__PROBLEM STATEMENT__. In the copy, keep every record exact and leave out all images.

===== GIVEN DATA =====

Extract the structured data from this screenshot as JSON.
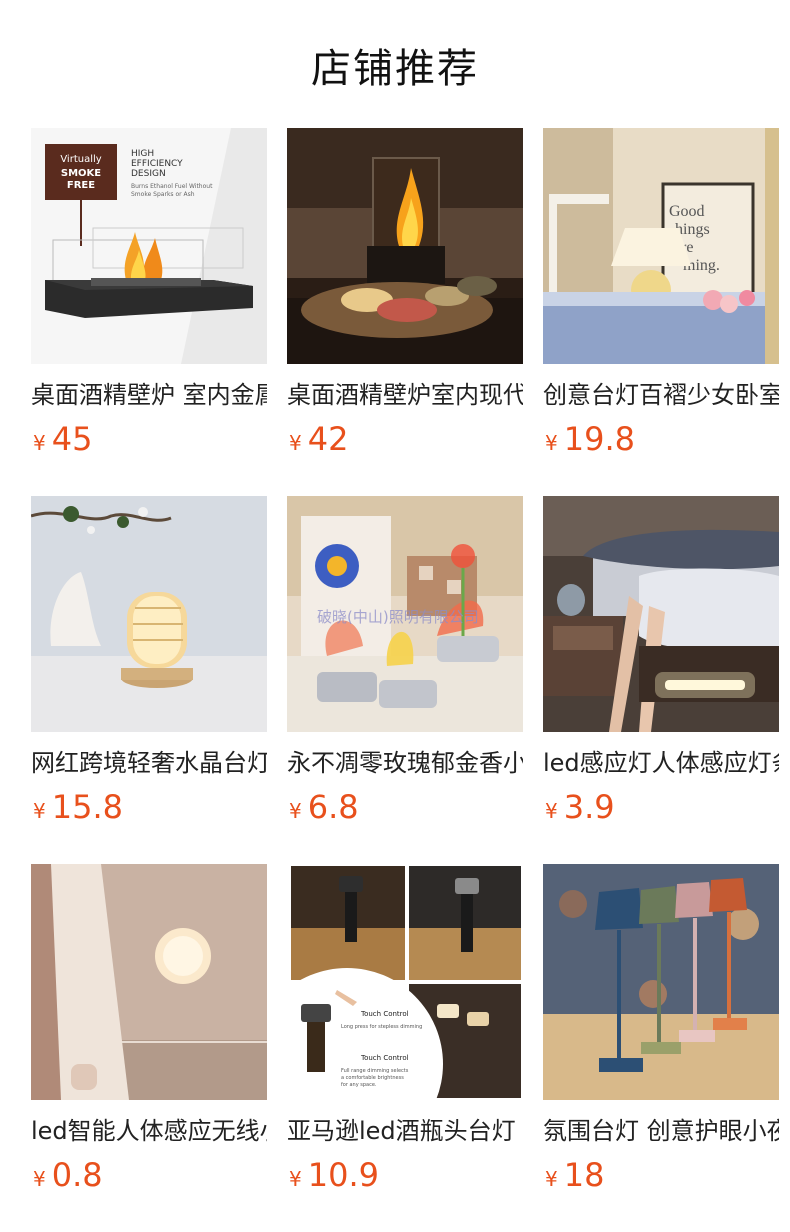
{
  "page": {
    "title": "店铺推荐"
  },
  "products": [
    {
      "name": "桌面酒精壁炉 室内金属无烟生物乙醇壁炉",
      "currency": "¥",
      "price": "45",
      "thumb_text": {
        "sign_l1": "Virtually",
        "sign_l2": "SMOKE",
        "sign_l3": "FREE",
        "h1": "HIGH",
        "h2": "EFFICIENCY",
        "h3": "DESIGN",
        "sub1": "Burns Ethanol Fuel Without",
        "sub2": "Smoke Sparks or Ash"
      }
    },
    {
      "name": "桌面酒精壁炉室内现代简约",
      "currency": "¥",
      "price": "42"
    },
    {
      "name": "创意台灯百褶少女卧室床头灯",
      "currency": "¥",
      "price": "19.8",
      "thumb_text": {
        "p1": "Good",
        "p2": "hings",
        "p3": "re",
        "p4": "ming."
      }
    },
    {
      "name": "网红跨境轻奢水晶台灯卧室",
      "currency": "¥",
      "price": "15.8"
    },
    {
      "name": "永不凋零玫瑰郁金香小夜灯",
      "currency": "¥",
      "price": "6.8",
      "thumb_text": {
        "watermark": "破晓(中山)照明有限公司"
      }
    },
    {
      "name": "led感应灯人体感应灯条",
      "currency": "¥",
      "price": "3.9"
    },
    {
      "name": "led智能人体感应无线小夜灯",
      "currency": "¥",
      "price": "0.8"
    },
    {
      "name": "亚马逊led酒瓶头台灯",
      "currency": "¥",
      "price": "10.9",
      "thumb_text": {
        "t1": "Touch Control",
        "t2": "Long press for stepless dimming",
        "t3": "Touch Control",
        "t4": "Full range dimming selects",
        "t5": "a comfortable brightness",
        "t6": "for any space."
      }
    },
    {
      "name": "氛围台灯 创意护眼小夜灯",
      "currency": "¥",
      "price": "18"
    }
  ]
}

=====

__FINISHED ANSWER__.
Extract the structured data from this screenshot as JSON.
{
  "page": {
    "title": "店铺推荐"
  },
  "products": [
    {
      "name": "桌面酒精壁炉 室内金属无烟生物乙醇壁炉",
      "currency": "¥",
      "price": "45",
      "thumb_text": {
        "sign_l1": "Virtually",
        "sign_l2": "SMOKE",
        "sign_l3": "FREE",
        "h1": "HIGH",
        "h2": "EFFICIENCY",
        "h3": "DESIGN",
        "sub1": "Burns Ethanol Fuel Without",
        "sub2": "Smoke Sparks or Ash"
      }
    },
    {
      "name": "桌面酒精壁炉室内现代简约",
      "currency": "¥",
      "price": "42"
    },
    {
      "name": "创意台灯百褶少女卧室床头灯",
      "currency": "¥",
      "price": "19.8",
      "thumb_text": {
        "p1": "Good",
        "p2": "hings",
        "p3": "re",
        "p4": "ming."
      }
    },
    {
      "name": "网红跨境轻奢水晶台灯卧室",
      "currency": "¥",
      "price": "15.8"
    },
    {
      "name": "永不凋零玫瑰郁金香小夜灯",
      "currency": "¥",
      "price": "6.8",
      "thumb_text": {
        "watermark": "破晓(中山)照明有限公司"
      }
    },
    {
      "name": "led感应灯人体感应灯条",
      "currency": "¥",
      "price": "3.9"
    },
    {
      "name": "led智能人体感应无线小夜灯",
      "currency": "¥",
      "price": "0.8"
    },
    {
      "name": "亚马逊led酒瓶头台灯",
      "currency": "¥",
      "price": "10.9",
      "thumb_text": {
        "t1": "Touch Control",
        "t2": "Long press for stepless dimming",
        "t3": "Touch Control",
        "t4": "Full range dimming selects",
        "t5": "a comfortable brightness",
        "t6": "for any space."
      }
    },
    {
      "name": "氛围台灯 创意护眼小夜灯",
      "currency": "¥",
      "price": "18"
    }
  ]
}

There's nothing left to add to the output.